(SOURCE MATERIAL)
══════

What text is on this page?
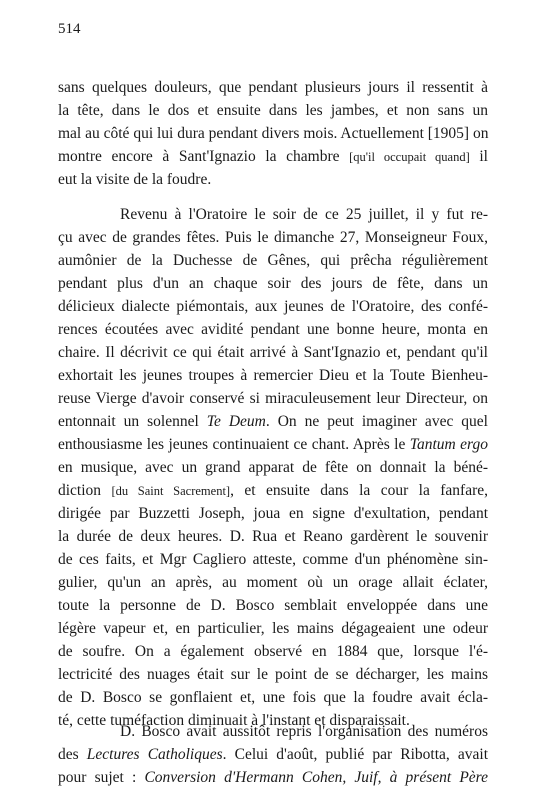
514
sans quelques douleurs, que pendant plusieurs jours il ressentit à
la tête, dans le dos et ensuite dans les jambes, et non sans un
mal au côté qui lui dura pendant divers mois. Actuellement [1905] on
montre encore à Sant'Ignazio la chambre [qu'il occupait quand] il
eut la visite de la foudre.
Revenu à l'Oratoire le soir de ce 25 juillet, il y fut re-
çu avec de grandes fêtes. Puis le dimanche 27, Monseigneur Foux,
aumônier de la Duchesse de Gênes, qui prêcha régulièrement
pendant plus d'un an chaque soir des jours de fête, dans un
délicieux dialecte piémontais, aux jeunes de l'Oratoire, des confé-
rences écoutées avec avidité pendant une bonne heure, monta en
chaire. Il décrivit ce qui était arrivé à Sant'Ignazio et, pendant qu'il
exhortait les jeunes troupes à remercier Dieu et la Toute Bienheu-
reuse Vierge d'avoir conservé si miraculeusement leur Directeur, on
entonnait un solennel Te Deum. On ne peut imaginer avec quel
enthousiasme les jeunes continuaient ce chant. Après le Tantum ergo
en musique, avec un grand apparat de fête on donnait la béné-
diction [du Saint Sacrement], et ensuite dans la cour la fanfare,
dirigée par Buzzetti Joseph, joua en signe d'exultation, pendant
la durée de deux heures. D. Rua et Reano gardèrent le souvenir
de ces faits, et Mgr Cagliero atteste, comme d'un phénomène sin-
gulier, qu'un an après, au moment où un orage allait éclater,
toute la personne de D. Bosco semblait enveloppée dans une
légère vapeur et, en particulier, les mains dégageaient une odeur
de soufre. On a également observé en 1884 que, lorsque l'é-
lectricité des nuages était sur le point de se décharger, les mains
de D. Bosco se gonflaient et, une fois que la foudre avait écla-
té, cette tuméfaction diminuait à l'instant et disparaissait.
D. Bosco avait aussitôt repris l'organisation des numéros
des Lectures Catholiques. Celui d'août, publié par Ribotta, avait
pour sujet : Conversion d'Hermann Cohen, Juif, à présent Père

══════

(STATED PROBLEM) Each record must be quoted in full and exactly. Do not include the pictures.

(TASK RESPONSE)
What text is on this page?
514
sans quelques douleurs, que pendant plusieurs jours il ressentit à
la tête, dans le dos et ensuite dans les jambes, et non sans un
mal au côté qui lui dura pendant divers mois. Actuellement [1905] on
montre encore à Sant'Ignazio la chambre [qu'il occupait quand] il
eut la visite de la foudre.
Revenu à l'Oratoire le soir de ce 25 juillet, il y fut re-
çu avec de grandes fêtes. Puis le dimanche 27, Monseigneur Foux,
aumônier de la Duchesse de Gênes, qui prêcha régulièrement
pendant plus d'un an chaque soir des jours de fête, dans un
délicieux dialecte piémontais, aux jeunes de l'Oratoire, des confé-
rences écoutées avec avidité pendant une bonne heure, monta en
chaire. Il décrivit ce qui était arrivé à Sant'Ignazio et, pendant qu'il
exhortait les jeunes troupes à remercier Dieu et la Toute Bienheu-
reuse Vierge d'avoir conservé si miraculeusement leur Directeur, on
entonnait un solennel Te Deum. On ne peut imaginer avec quel
enthousiasme les jeunes continuaient ce chant. Après le Tantum ergo
en musique, avec un grand apparat de fête on donnait la béné-
diction [du Saint Sacrement], et ensuite dans la cour la fanfare,
dirigée par Buzzetti Joseph, joua en signe d'exultation, pendant
la durée de deux heures. D. Rua et Reano gardèrent le souvenir
de ces faits, et Mgr Cagliero atteste, comme d'un phénomène sin-
gulier, qu'un an après, au moment où un orage allait éclater,
toute la personne de D. Bosco semblait enveloppée dans une
légère vapeur et, en particulier, les mains dégageaient une odeur
de soufre. On a également observé en 1884 que, lorsque l'é-
lectricité des nuages était sur le point de se décharger, les mains
de D. Bosco se gonflaient et, une fois que la foudre avait écla-
té, cette tuméfaction diminuait à l'instant et disparaissait.
D. Bosco avait aussitôt repris l'organisation des numéros
des Lectures Catholiques. Celui d'août, publié par Ribotta, avait
pour sujet : Conversion d'Hermann Cohen, Juif, à présent Père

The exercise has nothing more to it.